### Text shown
......
Raga Lakshana – Vamsavati
Raga Lakshana – Vamsavati – Ravi Rajagopalan
The raga Vamsavati (the Asampurna 54th raganga of the latter Kanakambari* nomenclature), the equivalent to the sampurna mela raga Vishwambari has been given an expansive treatment by Muthusvami Dikshitar who has invested 2 krithis in this raga. His co-trinitarians Tyagaraja and Syama Shastri have not composed in either of the ragas. We have a composition of Tyagaraja in a janya Vijayavasantham. Given the textual evidence on hand, Vamsavati is probably a circa 1700-1750 entrant into our music system, if not earlier. This blog post is an analysis of the raga lakshana of this raga through a deep dive of Dikshitar’s composition, a magnum opus:
Kshetra : Composed on Lord Bakthavatsala at Thirukkannamangai a pilgrim town near Tiruvarur
This kriti of Muthusvami Dikshitar is not a typically short (the so called samashti charana krithi) one from the prati madhyama family considering the fact that the raga is also vivadhi in nature as the shatshruthi dhaivatha( D3) and kakali nishada(N3) occur in succession in this raga. The majority of the kritis in the vivadhi ragangas as found in the SSP are short kritis with just a pallavi & an anupallavi, called today as samashti charana kritis. In the midst of these short kritis , the raganga mela 54, Vamsavati has been invested by Dikshitar with 2 kritis and one of them ‘Bakthavatsalam’ a kriti dedicated to the Perumal at Thirukkannamangai,one of the holy 108 shrines (Divyadesas), revered by the vaishnavites on whom the Alwars have performed Mangalasaasanam. This temple town is located very close to Tiruvarur town (about 6 kms) where Dikshitar resided for a good part of his life.
The raga for this krithi is the 54th ragangam – Vamsavati (equivalent to Vishvambari in the Kanakangi-Ratnangi Sampoorna scheme*). In the so called earlier Kanakambari nomenclature*, it was referred to as ‘Vaishaka’. The murcchana arohanam / avarohanam as given by Subbarama Dikshitar in the Sangeeta Sampradaya Pradarshini (SSP) is:
S R1 G3 M2 P D3 N3 S
S N3 P M2 G3 R1 S
The lakshana shloka given by SD attributed to Venkatamakhi is given as: ‘Purna rago vamsavati avarohe dha varjitah’
The following are the compositions that are presently available to us & all of them are notated fortunately in the SSP. They are presented in chronological order:
- The Gitam attributed to Venkatamakhi
- ‘Vamsavati Shivayuvathi’ in Adi tala of Muthusvami Dikshitar
- ‘Bhaktavatsalam’ in Adi tala of Muthusvami Dikshitar
- ‘Viragamuvasa’ – A cauka varna in tamizh – dhatu of Balasvami Dikshitar and matu of Muttukumara Pulavar & set to Adi tala.
- The Vamsavati raga portion, starting with ‘Momu momu na jerci’ in the raganga ragamalika ‘E Kanakambari’ composed by Subbarama Dikshitar in rupaka tala, found in the Anubandha of the SSP.
- The sanchari of Subbarama Dikshitar in rupaka tala.
Here are some relevant observations, which would help us understand the raga svarupa of Vamsavati.
......
### Dataset section
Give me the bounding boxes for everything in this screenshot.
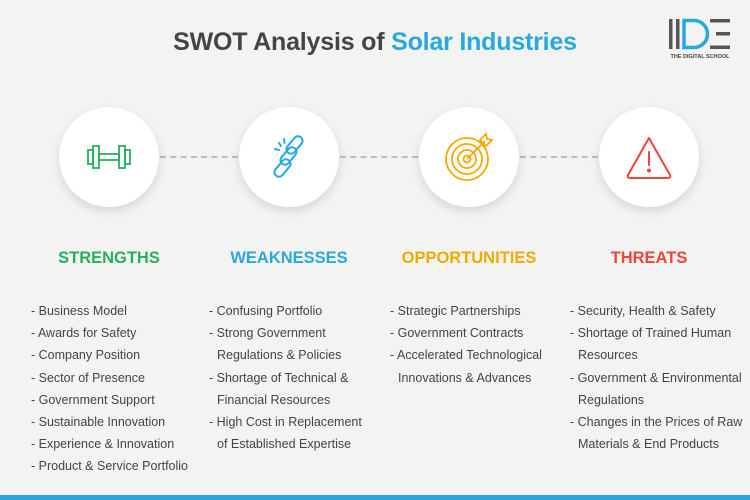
......
### Tasks to perform
1: In the text on the raga Vamsavati, about how far is Thirukkannamangai from Tiruvarur?
2: Please pick up the text on the raga Vamsavati after its last sentence and write the observations it promises.

### Answers
1: About 6 km.

2:
- Subbarama Dikshitar in his commentary says that the native murcchana prayogams for this ragam include NDNS, PNS & PRS. However if one analyses the lakshana gitam attributed to Venkatamakhi, the treatment is more krama sampurna. PDNS is the default usage & is found even in the opening ‘dhruvam’ part of the gitam. Also there is no usage of PRS anywhere in the gitam.
- Both the kritis of Dikshitar have PRS, PNS and PNDNS. PDNS is not found in the krithis at all while Venkatamakhi’s gitam has this prayoga.
- The gitam on one hand and the 2 krithis of Dikshitar, on the other, lead us to conclude that the musical conception of Vamsavati was improvised by Dikshitar.
- We can safely conclude that Subbarama Dikshitar has substantially based his lakshana conception on Dikshitar’s interpretation. And in fact he has attempted to bridge the versions of Venkatamakhi & Dikshitar through his sancari.
- Though the Caturdandiprakashika theorizes the existence of the 72 melas, Vamsavati is not among the 19 purva prasiddha melas that Venkatmakhi lists out. It is only the Anubandha or the Ragalakshana section which lists out the the 72 ragangas that Vamsavati makes its first appearance as the 54th entry, therein. The date of this anubandha is however a matter of controversy.
- Vamsavati is also not found amongst the 21 popular melas dealt with by Tulaja I (1729-1735) in the Sangita Saramruta & apparently it wasn’t in the musical mainstream at that point in time.
- Arguably the first composition in this raga is the lakshana gitam given in the Sangeetha Sampradaya Pradarshini attributed to Venkatamakhi himself. Given certain facts it can be deduced that the gitam may probably be a creation of his descendant Muddu Venkatamkhin or perhaps Venkata Vaidyanatha Dikshita. It is to be noted here that the gitam doesnt have any mudra whatsoever.
- One can see that the varna set to music by Balasvami Dikshitar closely follows the contours drawn by Muthusvami Dikshitar. In fact D3 occurs only 4 times in the long varna which also has a very unusual anubanda. This varna is apparently on the crown prince Muthusvami Ettendra of the Royal House of Ettayapuram.
- Also in the Vamsavati portion of the Subbarama Dikshitar raganga ragamalika, we see that he emphasizes PRS and SNDNS on the lines of Dikshitar.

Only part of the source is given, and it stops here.